Lines of data
========

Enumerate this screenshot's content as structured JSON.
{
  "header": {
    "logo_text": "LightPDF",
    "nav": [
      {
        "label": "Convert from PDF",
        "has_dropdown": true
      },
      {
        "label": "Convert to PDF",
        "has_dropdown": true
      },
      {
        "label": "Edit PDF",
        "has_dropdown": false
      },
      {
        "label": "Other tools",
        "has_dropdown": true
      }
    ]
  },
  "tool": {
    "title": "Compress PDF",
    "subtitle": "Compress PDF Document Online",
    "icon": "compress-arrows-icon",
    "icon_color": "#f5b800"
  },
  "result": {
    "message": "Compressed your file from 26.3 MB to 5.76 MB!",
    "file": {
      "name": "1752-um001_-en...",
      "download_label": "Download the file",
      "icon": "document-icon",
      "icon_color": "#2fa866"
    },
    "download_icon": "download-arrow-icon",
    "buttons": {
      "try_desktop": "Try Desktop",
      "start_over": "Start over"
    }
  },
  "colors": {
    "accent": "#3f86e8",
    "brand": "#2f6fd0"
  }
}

========

--- Short problem ---
Extract each entry in full and write it down exactly.

--- Finished task ---
Enumerate this screenshot's content as structured JSON.
{
  "header": {
    "logo_text": "LightPDF",
    "nav": [
      {
        "label": "Convert from PDF",
        "has_dropdown": true
      },
      {
        "label": "Convert to PDF",
        "has_dropdown": true
      },
      {
        "label": "Edit PDF",
        "has_dropdown": false
      },
      {
        "label": "Other tools",
        "has_dropdown": true
      }
    ]
  },
  "tool": {
    "title": "Compress PDF",
    "subtitle": "Compress PDF Document Online",
    "icon": "compress-arrows-icon",
    "icon_color": "#f5b800"
  },
  "result": {
    "message": "Compressed your file from 26.3 MB to 5.76 MB!",
    "file": {
      "name": "1752-um001_-en...",
      "download_label": "Download the file",
      "icon": "document-icon",
      "icon_color": "#2fa866"
    },
    "download_icon": "download-arrow-icon",
    "buttons": {
      "try_desktop": "Try Desktop",
      "start_over": "Start over"
    }
  },
  "colors": {
    "accent": "#3f86e8",
    "brand": "#2f6fd0"
  }
}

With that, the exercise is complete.